• **Objective**: How many lines of these records hold the string "надбавки"? Reply with the number alone.

• **Dataset items**:
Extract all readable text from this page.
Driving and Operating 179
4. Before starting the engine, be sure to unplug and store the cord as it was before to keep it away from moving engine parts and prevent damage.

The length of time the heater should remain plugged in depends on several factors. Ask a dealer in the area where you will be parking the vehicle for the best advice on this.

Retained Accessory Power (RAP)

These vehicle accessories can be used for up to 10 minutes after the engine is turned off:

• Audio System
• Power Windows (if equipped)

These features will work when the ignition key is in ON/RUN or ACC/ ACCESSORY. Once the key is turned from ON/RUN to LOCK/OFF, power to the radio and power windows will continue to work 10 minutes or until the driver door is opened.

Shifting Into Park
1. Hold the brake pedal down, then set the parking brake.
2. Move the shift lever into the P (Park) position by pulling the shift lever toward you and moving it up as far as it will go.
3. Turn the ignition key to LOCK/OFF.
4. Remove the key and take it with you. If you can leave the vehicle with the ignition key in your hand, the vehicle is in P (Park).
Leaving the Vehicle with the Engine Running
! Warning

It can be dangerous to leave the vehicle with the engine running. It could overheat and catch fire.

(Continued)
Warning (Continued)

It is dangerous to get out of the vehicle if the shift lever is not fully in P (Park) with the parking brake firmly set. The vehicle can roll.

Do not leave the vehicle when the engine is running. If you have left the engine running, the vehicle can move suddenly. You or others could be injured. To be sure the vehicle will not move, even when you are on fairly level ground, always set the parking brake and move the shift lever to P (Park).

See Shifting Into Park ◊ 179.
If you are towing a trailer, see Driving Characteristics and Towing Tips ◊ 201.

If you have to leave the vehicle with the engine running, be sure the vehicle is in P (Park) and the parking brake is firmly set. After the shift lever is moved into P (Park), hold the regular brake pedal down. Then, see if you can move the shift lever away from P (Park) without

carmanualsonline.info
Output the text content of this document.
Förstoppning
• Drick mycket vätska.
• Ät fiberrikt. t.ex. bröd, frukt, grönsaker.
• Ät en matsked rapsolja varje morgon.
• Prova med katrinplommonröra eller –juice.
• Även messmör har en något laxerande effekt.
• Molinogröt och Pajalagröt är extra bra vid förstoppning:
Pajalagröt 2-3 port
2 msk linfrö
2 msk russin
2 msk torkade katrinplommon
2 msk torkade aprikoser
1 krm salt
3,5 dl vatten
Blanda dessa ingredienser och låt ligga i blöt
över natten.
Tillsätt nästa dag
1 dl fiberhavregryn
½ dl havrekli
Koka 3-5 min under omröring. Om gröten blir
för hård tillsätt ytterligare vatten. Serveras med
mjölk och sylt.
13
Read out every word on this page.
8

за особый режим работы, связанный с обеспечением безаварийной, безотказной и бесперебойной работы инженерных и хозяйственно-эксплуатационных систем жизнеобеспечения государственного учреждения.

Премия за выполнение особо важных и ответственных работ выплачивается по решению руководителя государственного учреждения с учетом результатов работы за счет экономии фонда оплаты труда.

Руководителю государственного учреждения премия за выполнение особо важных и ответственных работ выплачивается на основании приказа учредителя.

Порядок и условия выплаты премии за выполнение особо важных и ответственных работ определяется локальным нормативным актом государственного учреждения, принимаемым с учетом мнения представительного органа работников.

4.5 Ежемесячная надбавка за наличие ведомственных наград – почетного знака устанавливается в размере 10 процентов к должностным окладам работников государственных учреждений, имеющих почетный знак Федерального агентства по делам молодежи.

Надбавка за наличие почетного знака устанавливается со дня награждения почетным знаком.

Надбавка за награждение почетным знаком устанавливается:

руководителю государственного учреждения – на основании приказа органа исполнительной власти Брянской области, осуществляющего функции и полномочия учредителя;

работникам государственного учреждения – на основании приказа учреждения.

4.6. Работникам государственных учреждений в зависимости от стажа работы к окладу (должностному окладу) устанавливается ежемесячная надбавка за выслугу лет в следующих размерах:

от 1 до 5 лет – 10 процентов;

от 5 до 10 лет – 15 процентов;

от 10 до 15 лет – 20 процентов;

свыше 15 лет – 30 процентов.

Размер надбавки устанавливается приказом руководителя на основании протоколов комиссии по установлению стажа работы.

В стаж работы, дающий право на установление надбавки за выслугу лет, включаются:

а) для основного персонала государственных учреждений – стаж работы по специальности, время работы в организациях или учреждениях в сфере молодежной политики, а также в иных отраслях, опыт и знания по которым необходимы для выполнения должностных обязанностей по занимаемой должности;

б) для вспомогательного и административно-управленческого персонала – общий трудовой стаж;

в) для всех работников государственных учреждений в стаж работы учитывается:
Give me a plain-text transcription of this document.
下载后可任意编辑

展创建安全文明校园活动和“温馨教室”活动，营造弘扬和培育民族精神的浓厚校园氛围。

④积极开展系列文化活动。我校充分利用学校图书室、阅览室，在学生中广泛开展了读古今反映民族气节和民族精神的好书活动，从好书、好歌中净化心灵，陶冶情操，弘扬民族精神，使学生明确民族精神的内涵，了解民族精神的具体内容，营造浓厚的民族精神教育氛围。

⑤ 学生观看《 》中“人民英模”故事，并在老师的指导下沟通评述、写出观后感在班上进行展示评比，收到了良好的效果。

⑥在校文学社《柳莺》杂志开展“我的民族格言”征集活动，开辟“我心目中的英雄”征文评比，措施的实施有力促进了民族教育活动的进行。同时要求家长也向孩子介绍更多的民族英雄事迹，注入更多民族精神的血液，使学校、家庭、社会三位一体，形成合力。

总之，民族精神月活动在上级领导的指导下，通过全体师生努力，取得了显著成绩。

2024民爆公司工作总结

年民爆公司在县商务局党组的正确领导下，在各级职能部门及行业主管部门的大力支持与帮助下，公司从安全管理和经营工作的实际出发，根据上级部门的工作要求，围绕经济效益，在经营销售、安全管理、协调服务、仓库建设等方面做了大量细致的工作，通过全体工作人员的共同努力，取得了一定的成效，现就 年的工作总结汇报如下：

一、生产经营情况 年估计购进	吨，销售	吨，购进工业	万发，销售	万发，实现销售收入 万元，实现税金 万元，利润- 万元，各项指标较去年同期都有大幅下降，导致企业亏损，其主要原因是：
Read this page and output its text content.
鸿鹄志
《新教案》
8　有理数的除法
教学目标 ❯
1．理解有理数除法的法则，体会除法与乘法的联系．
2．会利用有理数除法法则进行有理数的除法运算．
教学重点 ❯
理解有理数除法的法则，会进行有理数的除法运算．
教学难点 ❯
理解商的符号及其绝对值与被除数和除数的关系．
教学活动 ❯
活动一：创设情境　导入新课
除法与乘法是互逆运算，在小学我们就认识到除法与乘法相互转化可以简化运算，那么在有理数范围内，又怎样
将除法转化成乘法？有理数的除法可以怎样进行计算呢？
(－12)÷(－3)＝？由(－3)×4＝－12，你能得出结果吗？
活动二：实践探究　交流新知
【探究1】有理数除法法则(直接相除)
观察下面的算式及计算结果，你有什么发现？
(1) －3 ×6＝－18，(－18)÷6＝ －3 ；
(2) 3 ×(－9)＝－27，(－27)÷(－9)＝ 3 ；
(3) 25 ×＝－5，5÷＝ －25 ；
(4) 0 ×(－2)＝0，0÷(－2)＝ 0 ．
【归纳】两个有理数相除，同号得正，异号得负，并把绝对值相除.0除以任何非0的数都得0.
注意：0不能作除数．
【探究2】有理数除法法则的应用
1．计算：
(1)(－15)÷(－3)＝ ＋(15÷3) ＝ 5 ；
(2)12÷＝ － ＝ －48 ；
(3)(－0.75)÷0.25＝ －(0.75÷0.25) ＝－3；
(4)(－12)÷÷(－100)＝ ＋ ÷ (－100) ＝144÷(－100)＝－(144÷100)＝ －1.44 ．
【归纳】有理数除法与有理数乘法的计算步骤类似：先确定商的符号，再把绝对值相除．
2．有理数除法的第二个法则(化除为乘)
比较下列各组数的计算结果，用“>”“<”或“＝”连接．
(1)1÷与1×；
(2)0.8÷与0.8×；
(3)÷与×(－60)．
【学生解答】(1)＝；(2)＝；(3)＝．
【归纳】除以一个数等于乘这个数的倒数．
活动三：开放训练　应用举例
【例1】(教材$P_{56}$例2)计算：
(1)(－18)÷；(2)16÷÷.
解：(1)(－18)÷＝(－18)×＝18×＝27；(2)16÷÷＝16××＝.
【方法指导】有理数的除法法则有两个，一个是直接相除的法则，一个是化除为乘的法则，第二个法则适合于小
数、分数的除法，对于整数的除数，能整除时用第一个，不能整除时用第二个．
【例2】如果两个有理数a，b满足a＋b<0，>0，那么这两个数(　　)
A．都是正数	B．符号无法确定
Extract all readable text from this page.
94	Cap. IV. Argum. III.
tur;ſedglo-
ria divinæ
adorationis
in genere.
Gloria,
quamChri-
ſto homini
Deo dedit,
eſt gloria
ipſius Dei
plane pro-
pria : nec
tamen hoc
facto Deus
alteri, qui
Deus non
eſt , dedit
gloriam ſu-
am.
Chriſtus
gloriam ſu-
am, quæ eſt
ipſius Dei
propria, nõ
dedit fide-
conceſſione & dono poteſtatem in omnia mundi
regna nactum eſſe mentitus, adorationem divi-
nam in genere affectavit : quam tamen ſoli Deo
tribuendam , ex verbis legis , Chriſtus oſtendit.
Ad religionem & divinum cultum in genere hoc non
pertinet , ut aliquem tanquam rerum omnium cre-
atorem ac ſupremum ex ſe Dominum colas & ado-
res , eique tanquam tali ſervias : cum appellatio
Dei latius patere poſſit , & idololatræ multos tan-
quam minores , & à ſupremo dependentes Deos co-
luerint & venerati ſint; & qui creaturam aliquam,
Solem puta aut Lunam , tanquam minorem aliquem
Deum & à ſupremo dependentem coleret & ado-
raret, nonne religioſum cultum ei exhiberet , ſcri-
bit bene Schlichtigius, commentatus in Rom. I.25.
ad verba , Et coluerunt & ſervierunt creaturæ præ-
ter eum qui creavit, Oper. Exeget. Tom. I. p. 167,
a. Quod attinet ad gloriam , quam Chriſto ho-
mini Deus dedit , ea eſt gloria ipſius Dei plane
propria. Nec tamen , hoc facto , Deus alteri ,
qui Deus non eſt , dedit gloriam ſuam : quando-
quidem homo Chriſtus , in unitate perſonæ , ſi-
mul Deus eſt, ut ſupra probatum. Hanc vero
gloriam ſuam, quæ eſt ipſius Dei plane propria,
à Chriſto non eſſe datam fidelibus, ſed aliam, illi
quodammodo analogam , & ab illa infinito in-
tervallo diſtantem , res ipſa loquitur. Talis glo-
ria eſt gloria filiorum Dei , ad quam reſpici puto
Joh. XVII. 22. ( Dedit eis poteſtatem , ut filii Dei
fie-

• **Solution**: 2